▸ TASK REQUIREMENTS: Copy each line with the word "title" in it.

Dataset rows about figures
════════════════

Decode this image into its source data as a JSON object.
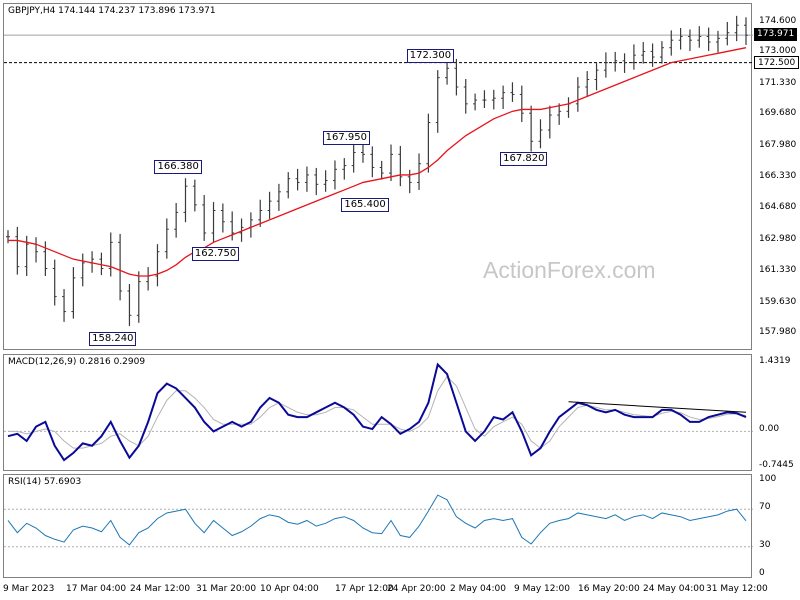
{
  "price_header": "GBPJPY,H4  174.144 174.237 173.896 173.971",
  "macd_header": "MACD(12,26,9) 0.2816 0.2909",
  "rsi_header": "RSI(14) 57.6903",
  "watermark": "ActionForex.com",
  "current_price_tag": "173.971",
  "level_tag": "172.500",
  "price_axis": [
    "174.600",
    "173.000",
    "171.330",
    "169.680",
    "167.980",
    "166.330",
    "164.680",
    "162.980",
    "161.330",
    "159.630",
    "157.980"
  ],
  "macd_axis": [
    "1.4319",
    "0.00",
    "-0.7445"
  ],
  "rsi_axis": [
    "100",
    "70",
    "30",
    "0"
  ],
  "x_axis": [
    "9 Mar 2023",
    "17 Mar 04:00",
    "24 Mar 12:00",
    "31 Mar 20:00",
    "10 Apr 04:00",
    "17 Apr 12:00",
    "24 Apr 20:00",
    "2 May 04:00",
    "9 May 12:00",
    "16 May 20:00",
    "24 May 04:00",
    "31 May 12:00"
  ],
  "colors": {
    "price_bars": "#3a3a3a",
    "moving_average": "#e8141b",
    "macd_line": "#0a0a96",
    "macd_signal": "#b4b4b4",
    "rsi_line": "#1e78b4",
    "box_border": "#1a1a7a"
  },
  "chart_data": [
    {
      "type": "line",
      "title": "GBPJPY,H4",
      "ylim": [
        157.2,
        175.1
      ],
      "horizontal_levels": [
        172.5,
        173.971
      ],
      "annotations": [
        {
          "label": "158.240",
          "x": 12,
          "y": 158.24
        },
        {
          "label": "162.750",
          "x": 23,
          "y": 162.75
        },
        {
          "label": "166.380",
          "x": 19,
          "y": 166.38
        },
        {
          "label": "167.950",
          "x": 37,
          "y": 167.95
        },
        {
          "label": "165.400",
          "x": 39,
          "y": 165.4
        },
        {
          "label": "172.300",
          "x": 46,
          "y": 172.3
        },
        {
          "label": "167.820",
          "x": 56,
          "y": 167.82
        }
      ],
      "x": [
        0,
        1,
        2,
        3,
        4,
        5,
        6,
        7,
        8,
        9,
        10,
        11,
        12,
        13,
        14,
        15,
        16,
        17,
        18,
        19,
        20,
        21,
        22,
        23,
        24,
        25,
        26,
        27,
        28,
        29,
        30,
        31,
        32,
        33,
        34,
        35,
        36,
        37,
        38,
        39,
        40,
        41,
        42,
        43,
        44,
        45,
        46,
        47,
        48,
        49,
        50,
        51,
        52,
        53,
        54,
        55,
        56,
        57,
        58,
        59,
        60,
        61,
        62,
        63,
        64,
        65,
        66,
        67,
        68,
        69,
        70,
        71,
        72,
        73,
        74,
        75,
        76,
        77,
        78,
        79
      ],
      "series": [
        {
          "name": "GBPJPY",
          "values": [
            163.2,
            161.6,
            162.8,
            162.4,
            161.5,
            160.0,
            159.2,
            161.0,
            161.8,
            162.0,
            161.5,
            162.9,
            160.3,
            159.0,
            160.8,
            161.1,
            162.4,
            163.6,
            164.5,
            165.9,
            164.9,
            163.4,
            164.6,
            164.0,
            163.4,
            163.7,
            164.1,
            164.6,
            165.1,
            165.6,
            166.3,
            166.1,
            166.5,
            166.0,
            166.2,
            166.8,
            167.0,
            167.7,
            167.6,
            166.9,
            166.6,
            167.6,
            166.4,
            166.1,
            167.1,
            169.3,
            171.7,
            172.2,
            171.2,
            170.3,
            170.5,
            170.5,
            170.6,
            170.9,
            170.8,
            169.8,
            168.3,
            168.9,
            169.7,
            169.9,
            170.3,
            171.2,
            171.6,
            172.1,
            172.5,
            172.6,
            172.5,
            172.9,
            173.1,
            172.8,
            173.3,
            173.7,
            173.9,
            173.7,
            173.9,
            173.6,
            173.8,
            174.1,
            174.5,
            173.97
          ]
        },
        {
          "name": "MA",
          "values": [
            163.0,
            163.0,
            162.9,
            162.8,
            162.6,
            162.4,
            162.2,
            162.0,
            161.9,
            161.8,
            161.7,
            161.6,
            161.4,
            161.2,
            161.1,
            161.1,
            161.2,
            161.4,
            161.7,
            162.1,
            162.4,
            162.6,
            162.9,
            163.1,
            163.3,
            163.5,
            163.7,
            163.9,
            164.1,
            164.3,
            164.5,
            164.7,
            164.9,
            165.1,
            165.3,
            165.5,
            165.7,
            165.9,
            166.1,
            166.2,
            166.3,
            166.4,
            166.5,
            166.5,
            166.6,
            166.9,
            167.3,
            167.8,
            168.2,
            168.6,
            168.9,
            169.2,
            169.5,
            169.7,
            169.9,
            170.0,
            170.0,
            170.0,
            170.1,
            170.2,
            170.3,
            170.5,
            170.7,
            170.9,
            171.1,
            171.3,
            171.5,
            171.7,
            171.9,
            172.1,
            172.3,
            172.5,
            172.6,
            172.7,
            172.8,
            172.9,
            173.0,
            173.1,
            173.2,
            173.3
          ]
        }
      ]
    },
    {
      "type": "line",
      "title": "MACD(12,26,9)",
      "ylim": [
        -0.7445,
        1.4319
      ],
      "trendline": {
        "from": [
          60,
          0.62
        ],
        "to": [
          79,
          0.4
        ]
      },
      "x": [
        0,
        1,
        2,
        3,
        4,
        5,
        6,
        7,
        8,
        9,
        10,
        11,
        12,
        13,
        14,
        15,
        16,
        17,
        18,
        19,
        20,
        21,
        22,
        23,
        24,
        25,
        26,
        27,
        28,
        29,
        30,
        31,
        32,
        33,
        34,
        35,
        36,
        37,
        38,
        39,
        40,
        41,
        42,
        43,
        44,
        45,
        46,
        47,
        48,
        49,
        50,
        51,
        52,
        53,
        54,
        55,
        56,
        57,
        58,
        59,
        60,
        61,
        62,
        63,
        64,
        65,
        66,
        67,
        68,
        69,
        70,
        71,
        72,
        73,
        74,
        75,
        76,
        77,
        78,
        79
      ],
      "series": [
        {
          "name": "MACD",
          "values": [
            -0.1,
            -0.05,
            -0.2,
            0.1,
            0.2,
            -0.3,
            -0.6,
            -0.45,
            -0.25,
            -0.3,
            -0.1,
            0.2,
            -0.2,
            -0.55,
            -0.3,
            0.2,
            0.8,
            1.0,
            0.9,
            0.7,
            0.5,
            0.2,
            0.0,
            0.1,
            0.2,
            0.1,
            0.2,
            0.5,
            0.7,
            0.6,
            0.35,
            0.3,
            0.3,
            0.4,
            0.5,
            0.6,
            0.5,
            0.35,
            0.1,
            0.05,
            0.3,
            0.15,
            -0.05,
            0.05,
            0.2,
            0.6,
            1.4,
            1.2,
            0.6,
            0.0,
            -0.2,
            0.0,
            0.3,
            0.25,
            0.4,
            0.0,
            -0.5,
            -0.35,
            0.0,
            0.3,
            0.45,
            0.6,
            0.55,
            0.45,
            0.4,
            0.45,
            0.35,
            0.3,
            0.3,
            0.3,
            0.45,
            0.45,
            0.35,
            0.2,
            0.2,
            0.3,
            0.35,
            0.4,
            0.38,
            0.3
          ]
        },
        {
          "name": "Signal",
          "values": [
            0.0,
            0.0,
            -0.05,
            0.0,
            0.05,
            0.0,
            -0.2,
            -0.35,
            -0.35,
            -0.3,
            -0.25,
            -0.1,
            -0.05,
            -0.2,
            -0.3,
            -0.1,
            0.3,
            0.65,
            0.85,
            0.85,
            0.7,
            0.5,
            0.25,
            0.15,
            0.15,
            0.15,
            0.15,
            0.3,
            0.5,
            0.6,
            0.5,
            0.4,
            0.35,
            0.35,
            0.4,
            0.5,
            0.5,
            0.45,
            0.3,
            0.15,
            0.15,
            0.15,
            0.05,
            0.0,
            0.1,
            0.3,
            0.85,
            1.15,
            0.95,
            0.5,
            0.05,
            -0.1,
            0.1,
            0.2,
            0.3,
            0.15,
            -0.2,
            -0.35,
            -0.2,
            0.1,
            0.3,
            0.5,
            0.55,
            0.5,
            0.45,
            0.45,
            0.4,
            0.35,
            0.33,
            0.31,
            0.38,
            0.42,
            0.39,
            0.3,
            0.25,
            0.27,
            0.31,
            0.36,
            0.37,
            0.33
          ]
        }
      ]
    },
    {
      "type": "line",
      "title": "RSI(14)",
      "ylim": [
        0,
        100
      ],
      "levels": [
        70,
        30
      ],
      "x": [
        0,
        1,
        2,
        3,
        4,
        5,
        6,
        7,
        8,
        9,
        10,
        11,
        12,
        13,
        14,
        15,
        16,
        17,
        18,
        19,
        20,
        21,
        22,
        23,
        24,
        25,
        26,
        27,
        28,
        29,
        30,
        31,
        32,
        33,
        34,
        35,
        36,
        37,
        38,
        39,
        40,
        41,
        42,
        43,
        44,
        45,
        46,
        47,
        48,
        49,
        50,
        51,
        52,
        53,
        54,
        55,
        56,
        57,
        58,
        59,
        60,
        61,
        62,
        63,
        64,
        65,
        66,
        67,
        68,
        69,
        70,
        71,
        72,
        73,
        74,
        75,
        76,
        77,
        78,
        79
      ],
      "series": [
        {
          "name": "RSI",
          "values": [
            58,
            45,
            55,
            50,
            42,
            38,
            35,
            48,
            52,
            50,
            46,
            58,
            40,
            32,
            45,
            50,
            60,
            66,
            68,
            70,
            55,
            45,
            58,
            50,
            42,
            46,
            52,
            60,
            64,
            62,
            56,
            54,
            58,
            52,
            55,
            60,
            62,
            58,
            50,
            45,
            44,
            58,
            42,
            40,
            52,
            68,
            85,
            80,
            62,
            55,
            50,
            58,
            60,
            58,
            60,
            40,
            33,
            45,
            55,
            58,
            60,
            66,
            64,
            62,
            60,
            64,
            58,
            62,
            64,
            60,
            66,
            64,
            62,
            58,
            60,
            62,
            64,
            68,
            70,
            57.69
          ]
        }
      ]
    }
  ]
}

════════════════

▸ RESULT FOR THIS EXERCISE:
      "title": "GBPJPY,H4",
      "title": "MACD(12,26,9)",
      "title": "RSI(14)",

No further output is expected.